Counting only lines that hold "text", give the total and nothing more.
>> Begin
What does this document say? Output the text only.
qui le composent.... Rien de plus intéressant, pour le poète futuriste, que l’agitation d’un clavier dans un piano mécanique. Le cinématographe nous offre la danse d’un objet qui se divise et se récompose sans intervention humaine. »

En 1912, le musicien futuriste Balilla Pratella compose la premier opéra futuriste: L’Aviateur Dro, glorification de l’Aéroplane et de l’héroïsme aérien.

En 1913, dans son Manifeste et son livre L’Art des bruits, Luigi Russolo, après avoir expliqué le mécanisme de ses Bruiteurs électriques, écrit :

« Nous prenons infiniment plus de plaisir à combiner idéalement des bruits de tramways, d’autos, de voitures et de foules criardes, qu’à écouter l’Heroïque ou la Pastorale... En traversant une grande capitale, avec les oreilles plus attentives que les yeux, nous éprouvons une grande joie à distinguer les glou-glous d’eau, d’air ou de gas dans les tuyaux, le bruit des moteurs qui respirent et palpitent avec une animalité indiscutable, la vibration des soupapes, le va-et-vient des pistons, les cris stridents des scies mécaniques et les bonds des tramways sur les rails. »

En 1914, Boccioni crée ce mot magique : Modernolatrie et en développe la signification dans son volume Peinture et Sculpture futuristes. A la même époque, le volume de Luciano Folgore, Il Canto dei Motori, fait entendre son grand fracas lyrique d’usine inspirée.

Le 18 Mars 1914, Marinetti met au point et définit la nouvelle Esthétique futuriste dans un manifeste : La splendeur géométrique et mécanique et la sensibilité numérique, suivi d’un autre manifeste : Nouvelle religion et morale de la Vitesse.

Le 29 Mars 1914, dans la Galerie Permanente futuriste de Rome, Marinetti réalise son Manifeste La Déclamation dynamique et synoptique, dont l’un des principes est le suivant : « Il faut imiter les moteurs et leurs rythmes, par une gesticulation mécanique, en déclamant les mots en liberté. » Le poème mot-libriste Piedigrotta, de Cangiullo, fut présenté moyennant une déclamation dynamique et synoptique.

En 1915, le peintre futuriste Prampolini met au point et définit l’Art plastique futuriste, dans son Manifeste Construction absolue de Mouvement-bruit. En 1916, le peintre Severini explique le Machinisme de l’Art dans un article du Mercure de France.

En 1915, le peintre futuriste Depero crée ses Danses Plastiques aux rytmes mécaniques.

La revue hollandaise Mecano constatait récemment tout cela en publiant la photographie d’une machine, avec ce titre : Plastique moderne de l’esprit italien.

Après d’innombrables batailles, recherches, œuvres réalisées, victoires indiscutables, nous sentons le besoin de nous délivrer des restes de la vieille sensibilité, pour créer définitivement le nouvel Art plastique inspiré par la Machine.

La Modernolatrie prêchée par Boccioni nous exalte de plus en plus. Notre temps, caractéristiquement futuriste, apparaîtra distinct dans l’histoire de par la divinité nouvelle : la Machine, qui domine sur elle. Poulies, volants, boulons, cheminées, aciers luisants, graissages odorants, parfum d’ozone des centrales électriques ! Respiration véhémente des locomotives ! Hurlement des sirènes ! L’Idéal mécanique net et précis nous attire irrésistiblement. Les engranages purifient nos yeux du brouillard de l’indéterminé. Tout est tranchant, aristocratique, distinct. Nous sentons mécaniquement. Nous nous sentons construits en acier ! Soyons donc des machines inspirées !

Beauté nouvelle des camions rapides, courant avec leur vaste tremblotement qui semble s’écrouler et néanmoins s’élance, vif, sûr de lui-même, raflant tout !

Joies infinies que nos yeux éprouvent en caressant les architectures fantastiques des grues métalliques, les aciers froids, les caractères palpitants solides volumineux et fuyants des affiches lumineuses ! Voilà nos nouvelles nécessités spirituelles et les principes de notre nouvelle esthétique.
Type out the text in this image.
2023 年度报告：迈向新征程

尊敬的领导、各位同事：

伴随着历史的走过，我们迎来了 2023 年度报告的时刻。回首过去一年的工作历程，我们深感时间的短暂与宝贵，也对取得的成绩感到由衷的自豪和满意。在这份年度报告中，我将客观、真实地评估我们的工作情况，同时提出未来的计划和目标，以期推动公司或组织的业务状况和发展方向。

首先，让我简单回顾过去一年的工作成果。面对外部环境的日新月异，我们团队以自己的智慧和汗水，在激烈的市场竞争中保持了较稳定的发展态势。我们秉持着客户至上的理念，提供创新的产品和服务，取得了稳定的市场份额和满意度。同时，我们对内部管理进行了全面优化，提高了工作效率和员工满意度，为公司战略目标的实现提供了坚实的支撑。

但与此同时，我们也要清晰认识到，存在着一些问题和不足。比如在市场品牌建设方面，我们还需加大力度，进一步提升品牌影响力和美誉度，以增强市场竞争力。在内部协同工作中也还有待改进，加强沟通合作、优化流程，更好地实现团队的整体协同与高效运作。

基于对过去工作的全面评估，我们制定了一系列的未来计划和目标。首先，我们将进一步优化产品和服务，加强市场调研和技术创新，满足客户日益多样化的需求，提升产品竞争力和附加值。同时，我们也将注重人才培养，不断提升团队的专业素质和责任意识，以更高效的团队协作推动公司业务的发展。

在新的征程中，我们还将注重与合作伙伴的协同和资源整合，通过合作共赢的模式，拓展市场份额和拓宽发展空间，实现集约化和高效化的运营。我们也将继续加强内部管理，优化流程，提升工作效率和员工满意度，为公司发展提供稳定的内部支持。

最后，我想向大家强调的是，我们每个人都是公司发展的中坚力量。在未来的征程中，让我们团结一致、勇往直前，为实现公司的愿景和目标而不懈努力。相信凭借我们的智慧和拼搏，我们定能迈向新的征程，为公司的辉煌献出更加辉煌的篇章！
>> End
▸ **Result of the exercise**:
2